Directive - Copy out every record below exactly as written, but leave out any pictures.

Stored dataset items
###
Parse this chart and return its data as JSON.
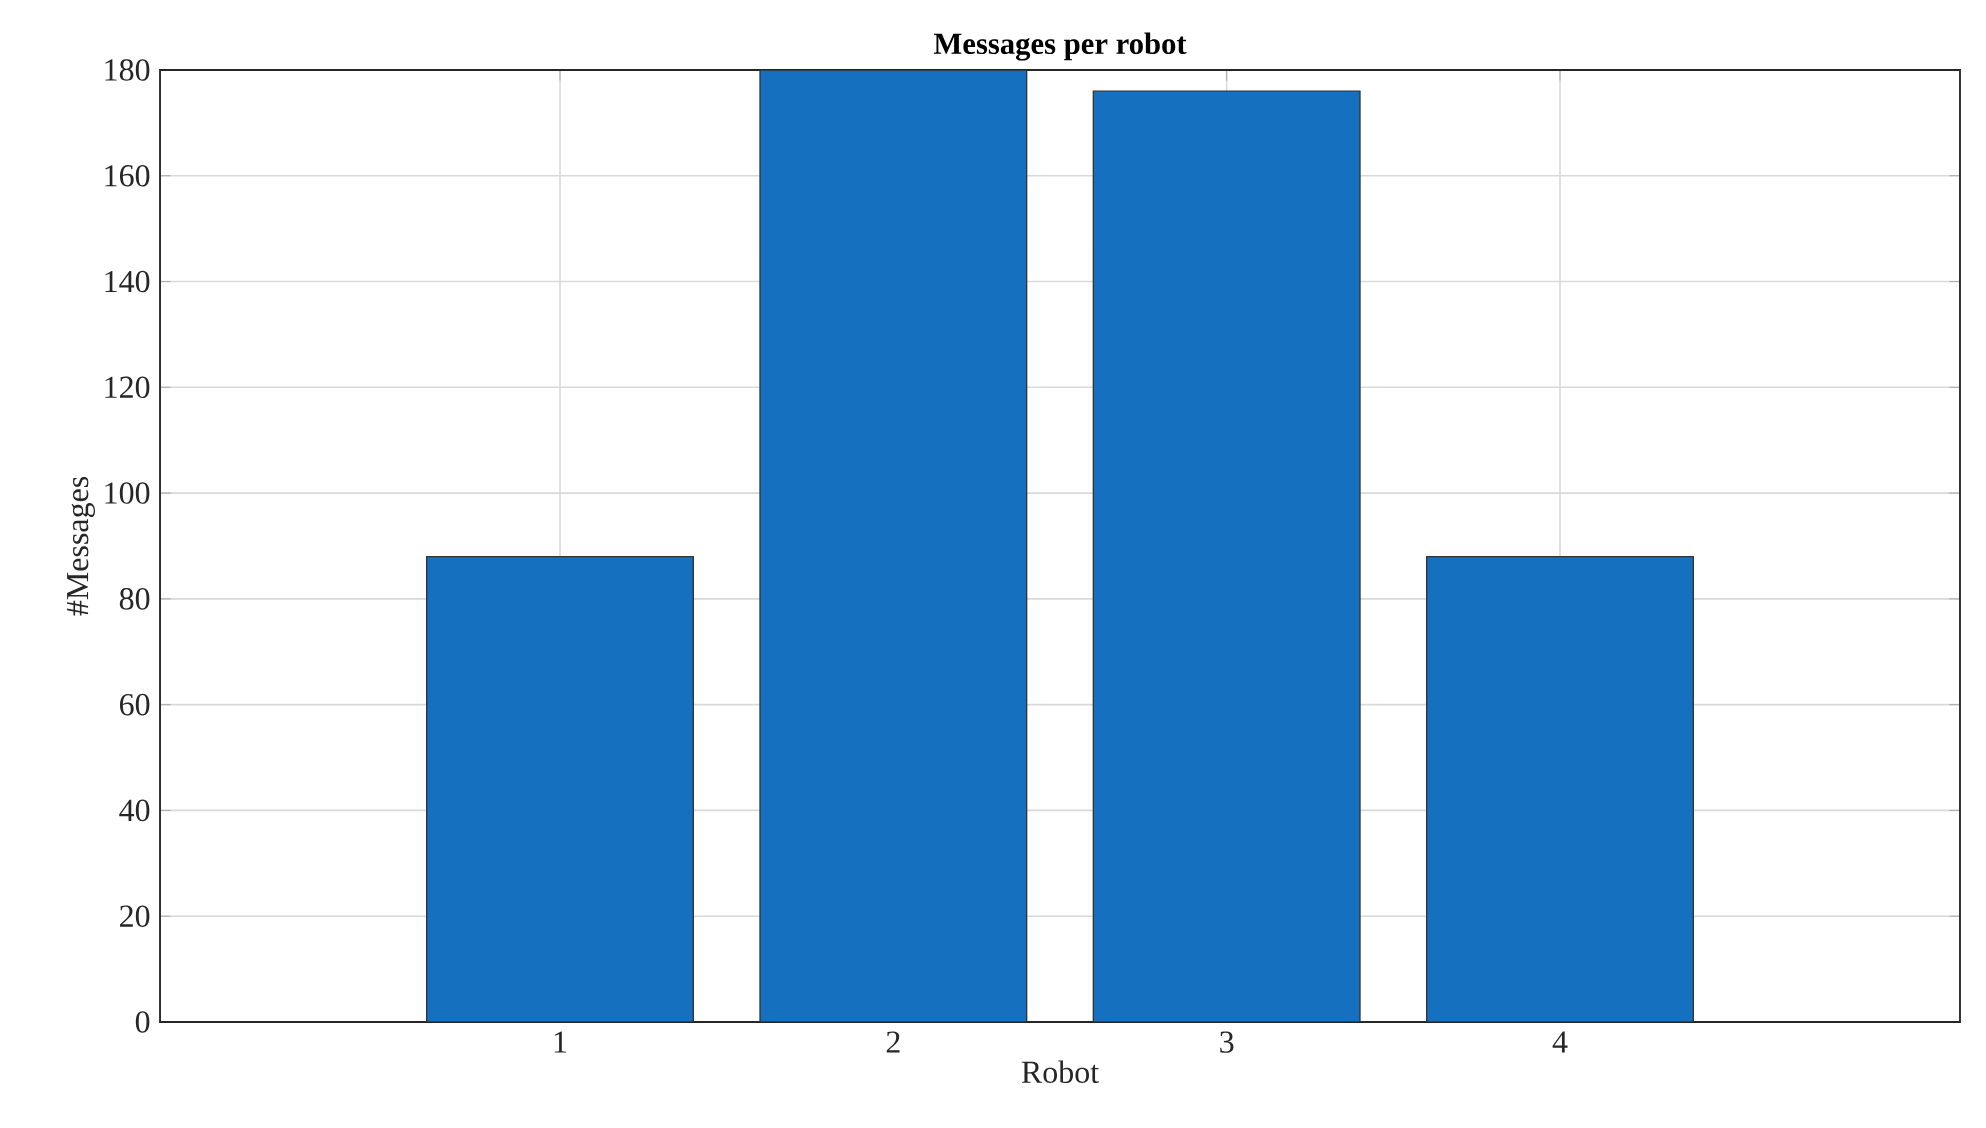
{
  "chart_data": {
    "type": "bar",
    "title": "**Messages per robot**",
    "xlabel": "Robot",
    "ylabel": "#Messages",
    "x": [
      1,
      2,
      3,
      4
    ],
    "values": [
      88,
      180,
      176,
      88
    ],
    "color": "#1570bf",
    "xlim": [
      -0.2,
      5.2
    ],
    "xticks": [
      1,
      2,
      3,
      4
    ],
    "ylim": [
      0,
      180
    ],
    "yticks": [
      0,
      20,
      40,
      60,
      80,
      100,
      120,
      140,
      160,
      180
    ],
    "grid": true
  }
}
###
Task answer -
Parse this chart and return its data as JSON.
{
  "chart_data": {
    "type": "bar",
    "title": "**Messages per robot**",
    "xlabel": "Robot",
    "ylabel": "#Messages",
    "x": [
      1,
      2,
      3,
      4
    ],
    "values": [
      88,
      180,
      176,
      88
    ],
    "color": "#1570bf",
    "xlim": [
      -0.2,
      5.2
    ],
    "xticks": [
      1,
      2,
      3,
      4
    ],
    "ylim": [
      0,
      180
    ],
    "yticks": [
      0,
      20,
      40,
      60,
      80,
      100,
      120,
      140,
      160,
      180
    ],
    "grid": true
  }
}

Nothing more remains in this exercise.